#### Source material:
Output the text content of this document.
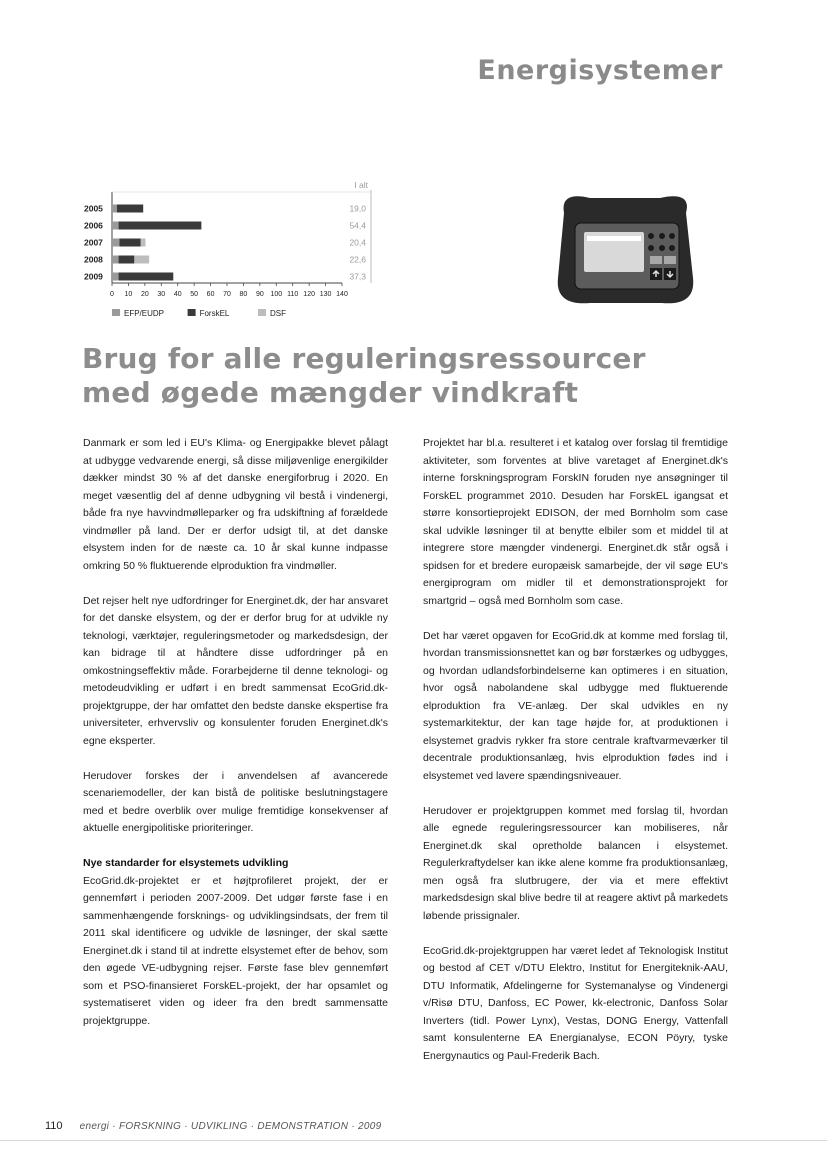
Energisystemer
I alt
2005	19,0
2006	54,4
2007	20,4
2008	22,6
2009	37,3
0 10 20 30 40 50 60 70 80 90 100 110 120 130 140
EFP/EUDP	ForskEL	DSF
Brug for alle reguleringsressourcer
med øgede mængder vindkraft

Danmark er som led i EU's Klima- og Energipakke blevet pålagt at udbygge vedvarende energi, så disse miljøvenlige energikilder dækker mindst 30 % af det danske energiforbrug i 2020. En meget væsentlig del af denne udbygning vil bestå i vindenergi, både fra nye havvindmølleparker og fra udskiftning af forældede vindmøller på land. Der er derfor udsigt til, at det danske elsystem inden for de næste ca. 10 år skal kunne indpasse omkring 50 % fluktuerende elproduktion fra vindmøller.

Det rejser helt nye udfordringer for Energinet.dk, der har ansvaret for det danske elsystem, og der er derfor brug for at udvikle ny teknologi, værktøjer, reguleringsmetoder og markedsdesign, der kan bidrage til at håndtere disse udfordringer på en omkostningseffektiv måde. Forarbejderne til denne teknologi- og metodeudvikling er udført i en bredt sammensat EcoGrid.dk-projektgruppe, der har omfattet den bedste danske ekspertise fra universiteter, erhvervsliv og konsulenter foruden Energinet.dk's egne eksperter.

Herudover forskes der i anvendelsen af avancerede scenariemodeller, der kan bistå de politiske beslutningstagere med et bedre overblik over mulige fremtidige konsekvenser af aktuelle energipolitiske prioriteringer.

Nye standarder for elsystemets udvikling

EcoGrid.dk-projektet er et højtprofileret projekt, der er gennemført i perioden 2007-2009. Det udgør første fase i en sammenhængende forsknings- og udviklingsindsats, der frem til 2011 skal identificere og udvikle de løsninger, der skal sætte Energinet.dk i stand til at indrette elsystemet efter de behov, som den øgede VE-udbygning rejser. Første fase blev gennemført som et PSO-finansieret ForskEL-projekt, der har opsamlet og systematiseret viden og ideer fra den bredt sammensatte projektgruppe.

Projektet har bl.a. resulteret i et katalog over forslag til fremtidige aktiviteter, som forventes at blive varetaget af Energinet.dk's interne forskningsprogram ForskIN foruden nye ansøgninger til ForskEL programmet 2010. Desuden har ForskEL igangsat et større konsortieprojekt EDISON, der med Bornholm som case skal udvikle løsninger til at benytte elbiler som et middel til at integrere store mængder vindenergi. Energinet.dk står også i spidsen for et bredere europæisk samarbejde, der vil søge EU's energiprogram om midler til et demonstrationsprojekt for smartgrid – også med Bornholm som case.

Det har været opgaven for EcoGrid.dk at komme med forslag til, hvordan transmissionsnettet kan og bør forstærkes og udbygges, og hvordan udlandsforbindelserne kan optimeres i en situation, hvor også nabolandene skal udbygge med fluktuerende elproduktion fra VE-anlæg. Der skal udvikles en ny systemarkitektur, der kan tage højde for, at produktionen i elsystemet gradvis rykker fra store centrale kraftvarmeværker til decentrale produktionsanlæg, hvis elproduktion fødes ind i elsystemet ved lavere spændingsniveauer.

Herudover er projektgruppen kommet med forslag til, hvordan alle egnede reguleringsressourcer kan mobiliseres, når Energinet.dk skal opretholde balancen i elsystemet. Regulerkraftydelser kan ikke alene komme fra produktionsanlæg, men også fra slutbrugere, der via et mere effektivt markedsdesign skal blive bedre til at reagere aktivt på markedets løbende prissignaler.

EcoGrid.dk-projektgruppen har været ledet af Teknologisk Institut og bestod af CET v/DTU Elektro, Institut for Energiteknik-AAU, DTU Informatik, Afdelingerne for Systemanalyse og Vindenergi v/Risø DTU, Danfoss, EC Power, kk-electronic, Danfoss Solar Inverters (tidl. Power Lynx), Vestas, DONG Energy, Vattenfall samt konsulenterne EA Energianalyse, ECON Pöyry, tyske Energynautics og Paul-Frederik Bach.

110 energi · FORSKNING · UDVIKLING · DEMONSTRATION · 2009
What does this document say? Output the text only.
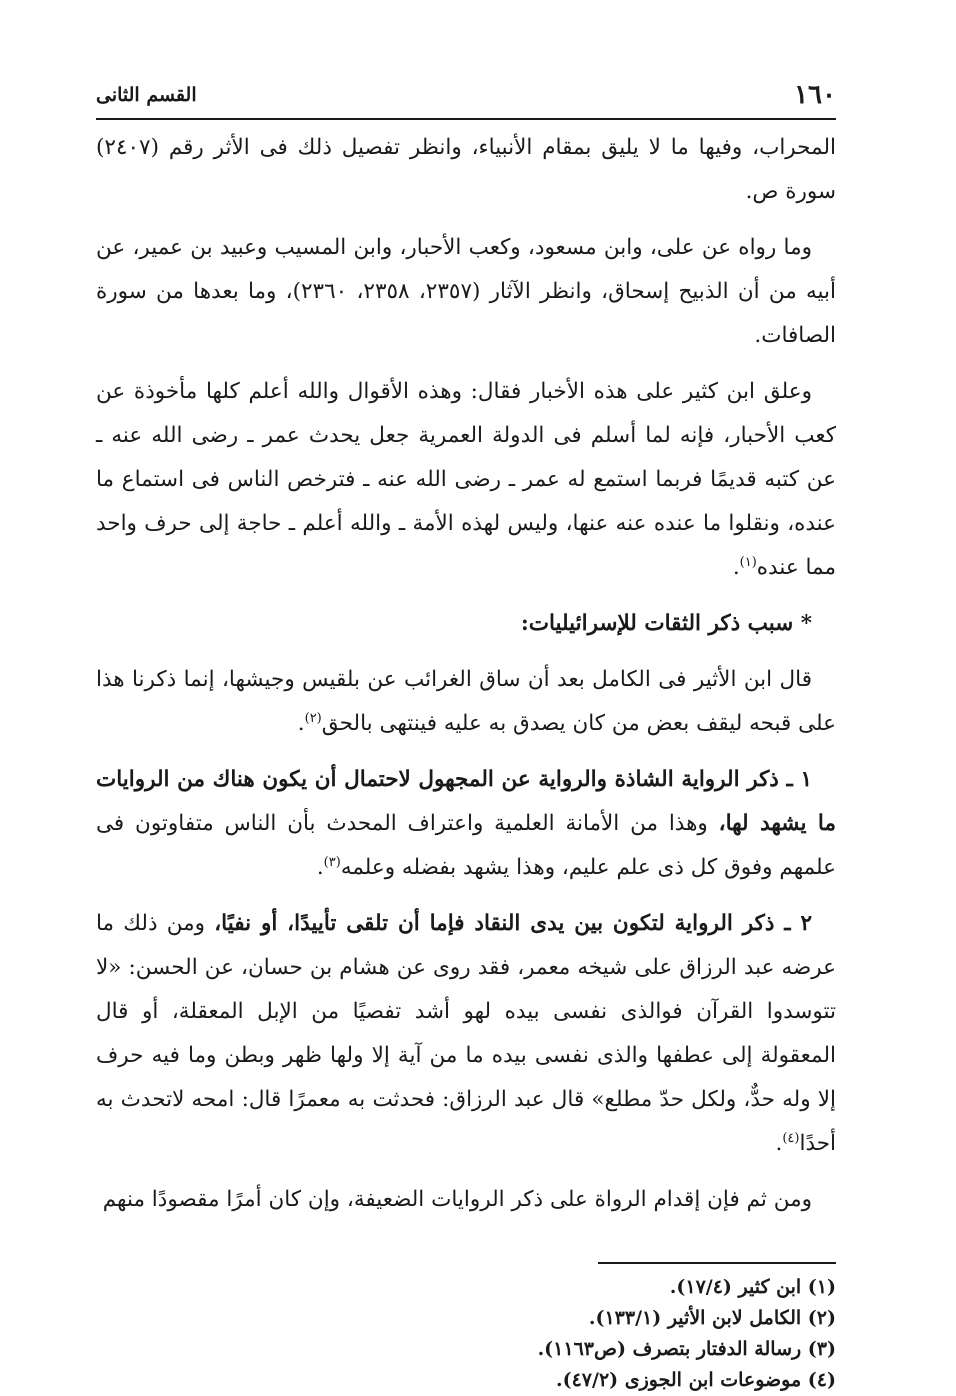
١٦٠
القسم الثانى

المحراب، وفيها ما لا يليق بمقام الأنبياء، وانظر تفصيل ذلك فى الأثر رقم (٢٤٠٧) سورة ص.

وما رواه عن على، وابن مسعود، وكعب الأحبار، وابن المسيب وعبيد بن عمير، عن أبيه من أن الذبيح إسحاق، وانظر الآثار (٢٣٥٧، ٢٣٥٨، ٢٣٦٠)، وما بعدها من سورة الصافات.

وعلق ابن كثير على هذه الأخبار فقال: وهذه الأقوال والله أعلم كلها مأخوذة عن كعب الأحبار، فإنه لما أسلم فى الدولة العمرية جعل يحدث عمر ـ رضى الله عنه ـ عن كتبه قديمًا فربما استمع له عمر ـ رضى الله عنه ـ فترخص الناس فى استماع ما عنده، ونقلوا ما عنده عنه عنها، وليس لهذه الأمة ـ والله أعلم ـ حاجة إلى حرف واحد مما عنده$^{(١)}$.

* سبب ذكر الثقات للإسرائيليات:

قال ابن الأثير فى الكامل بعد أن ساق الغرائب عن بلقيس وجيشها، إنما ذكرنا هذا على قبحه ليقف بعض من كان يصدق به عليه فينتهى بالحق$^{(٢)}$.

١ ـ ذكر الرواية الشاذة والرواية عن المجهول لاحتمال أن يكون هناك من الروايات ما يشهد لها، وهذا من الأمانة العلمية واعتراف المحدث بأن الناس متفاوتون فى علمهم وفوق كل ذى علم عليم، وهذا يشهد بفضله وعلمه$^{(٣)}$.

٢ ـ ذكر الرواية لتكون بين يدى النقاد فإما أن تلقى تأييدًا، أو نفيًا، ومن ذلك ما عرضه عبد الرزاق على شيخه معمر، فقد روى عن هشام بن حسان، عن الحسن: «لا تتوسدوا القرآن فوالذى نفسى بيده لهو أشد تفصيًا من الإبل المعقلة، أو قال المعقولة إلى عطفها والذى نفسى بيده ما من آية إلا ولها ظهر وبطن وما فيه حرف إلا وله حدٌّ، ولكل حدّ مطلع» قال عبد الرزاق: فحدثت به معمرًا قال: امحه لاتحدث به أحدًا$^{(٤)}$.

ومن ثم فإن إقدام الرواة على ذكر الروايات الضعيفة، وإن كان أمرًا مقصودًا منهم

(١) ابن كثير (١٧/٤).
(٢) الكامل لابن الأثير (١٣٣/١).
(٣) رسالة الدفتار بتصرف (ص١١٦٣).
(٤) موضوعات ابن الجوزى (٤٧/٢).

#### Set exercise:
Strip out the pictures and quote the remaining data word for word.

#### Exercise response:
Output the text content of this document.
Energisystemer
I alt
2005	19,0
2006	54,4
2007	20,4
2008	22,6
2009	37,3
0 10 20 30 40 50 60 70 80 90 100 110 120 130 140
EFP/EUDP	ForskEL	DSF
Brug for alle reguleringsressourcer
med øgede mængder vindkraft

Danmark er som led i EU's Klima- og Energipakke blevet pålagt at udbygge vedvarende energi, så disse miljøvenlige energikilder dækker mindst 30 % af det danske energiforbrug i 2020. En meget væsentlig del af denne udbygning vil bestå i vindenergi, både fra nye havvindmølleparker og fra udskiftning af forældede vindmøller på land. Der er derfor udsigt til, at det danske elsystem inden for de næste ca. 10 år skal kunne indpasse omkring 50 % fluktuerende elproduktion fra vindmøller.

Det rejser helt nye udfordringer for Energinet.dk, der har ansvaret for det danske elsystem, og der er derfor brug for at udvikle ny teknologi, værktøjer, reguleringsmetoder og markedsdesign, der kan bidrage til at håndtere disse udfordringer på en omkostningseffektiv måde. Forarbejderne til denne teknologi- og metodeudvikling er udført i en bredt sammensat EcoGrid.dk-projektgruppe, der har omfattet den bedste danske ekspertise fra universiteter, erhvervsliv og konsulenter foruden Energinet.dk's egne eksperter.

Herudover forskes der i anvendelsen af avancerede scenariemodeller, der kan bistå de politiske beslutningstagere med et bedre overblik over mulige fremtidige konsekvenser af aktuelle energipolitiske prioriteringer.

Nye standarder for elsystemets udvikling

EcoGrid.dk-projektet er et højtprofileret projekt, der er gennemført i perioden 2007-2009. Det udgør første fase i en sammenhængende forsknings- og udviklingsindsats, der frem til 2011 skal identificere og udvikle de løsninger, der skal sætte Energinet.dk i stand til at indrette elsystemet efter de behov, som den øgede VE-udbygning rejser. Første fase blev gennemført som et PSO-finansieret ForskEL-projekt, der har opsamlet og systematiseret viden og ideer fra den bredt sammensatte projektgruppe.

Projektet har bl.a. resulteret i et katalog over forslag til fremtidige aktiviteter, som forventes at blive varetaget af Energinet.dk's interne forskningsprogram ForskIN foruden nye ansøgninger til ForskEL programmet 2010. Desuden har ForskEL igangsat et større konsortieprojekt EDISON, der med Bornholm som case skal udvikle løsninger til at benytte elbiler som et middel til at integrere store mængder vindenergi. Energinet.dk står også i spidsen for et bredere europæisk samarbejde, der vil søge EU's energiprogram om midler til et demonstrationsprojekt for smartgrid – også med Bornholm som case.

Det har været opgaven for EcoGrid.dk at komme med forslag til, hvordan transmissionsnettet kan og bør forstærkes og udbygges, og hvordan udlandsforbindelserne kan optimeres i en situation, hvor også nabolandene skal udbygge med fluktuerende elproduktion fra VE-anlæg. Der skal udvikles en ny systemarkitektur, der kan tage højde for, at produktionen i elsystemet gradvis rykker fra store centrale kraftvarmeværker til decentrale produktionsanlæg, hvis elproduktion fødes ind i elsystemet ved lavere spændingsniveauer.

Herudover er projektgruppen kommet med forslag til, hvordan alle egnede reguleringsressourcer kan mobiliseres, når Energinet.dk skal opretholde balancen i elsystemet. Regulerkraftydelser kan ikke alene komme fra produktionsanlæg, men også fra slutbrugere, der via et mere effektivt markedsdesign skal blive bedre til at reagere aktivt på markedets løbende prissignaler.

EcoGrid.dk-projektgruppen har været ledet af Teknologisk Institut og bestod af CET v/DTU Elektro, Institut for Energiteknik-AAU, DTU Informatik, Afdelingerne for Systemanalyse og Vindenergi v/Risø DTU, Danfoss, EC Power, kk-electronic, Danfoss Solar Inverters (tidl. Power Lynx), Vestas, DONG Energy, Vattenfall samt konsulenterne EA Energianalyse, ECON Pöyry, tyske Energynautics og Paul-Frederik Bach.

110 energi · FORSKNING · UDVIKLING · DEMONSTRATION · 2009
What does this document say? Output the text only.
١٦٠
القسم الثانى

المحراب، وفيها ما لا يليق بمقام الأنبياء، وانظر تفصيل ذلك فى الأثر رقم (٢٤٠٧) سورة ص.

وما رواه عن على، وابن مسعود، وكعب الأحبار، وابن المسيب وعبيد بن عمير، عن أبيه من أن الذبيح إسحاق، وانظر الآثار (٢٣٥٧، ٢٣٥٨، ٢٣٦٠)، وما بعدها من سورة الصافات.

وعلق ابن كثير على هذه الأخبار فقال: وهذه الأقوال والله أعلم كلها مأخوذة عن كعب الأحبار، فإنه لما أسلم فى الدولة العمرية جعل يحدث عمر ـ رضى الله عنه ـ عن كتبه قديمًا فربما استمع له عمر ـ رضى الله عنه ـ فترخص الناس فى استماع ما عنده، ونقلوا ما عنده عنه عنها، وليس لهذه الأمة ـ والله أعلم ـ حاجة إلى حرف واحد مما عنده$^{(١)}$.

* سبب ذكر الثقات للإسرائيليات:

قال ابن الأثير فى الكامل بعد أن ساق الغرائب عن بلقيس وجيشها، إنما ذكرنا هذا على قبحه ليقف بعض من كان يصدق به عليه فينتهى بالحق$^{(٢)}$.

١ ـ ذكر الرواية الشاذة والرواية عن المجهول لاحتمال أن يكون هناك من الروايات ما يشهد لها، وهذا من الأمانة العلمية واعتراف المحدث بأن الناس متفاوتون فى علمهم وفوق كل ذى علم عليم، وهذا يشهد بفضله وعلمه$^{(٣)}$.

٢ ـ ذكر الرواية لتكون بين يدى النقاد فإما أن تلقى تأييدًا، أو نفيًا، ومن ذلك ما عرضه عبد الرزاق على شيخه معمر، فقد روى عن هشام بن حسان، عن الحسن: «لا تتوسدوا القرآن فوالذى نفسى بيده لهو أشد تفصيًا من الإبل المعقلة، أو قال المعقولة إلى عطفها والذى نفسى بيده ما من آية إلا ولها ظهر وبطن وما فيه حرف إلا وله حدٌّ، ولكل حدّ مطلع» قال عبد الرزاق: فحدثت به معمرًا قال: امحه لاتحدث به أحدًا$^{(٤)}$.

ومن ثم فإن إقدام الرواة على ذكر الروايات الضعيفة، وإن كان أمرًا مقصودًا منهم

(١) ابن كثير (١٧/٤).
(٢) الكامل لابن الأثير (١٣٣/١).
(٣) رسالة الدفتار بتصرف (ص١١٦٣).
(٤) موضوعات ابن الجوزى (٤٧/٢).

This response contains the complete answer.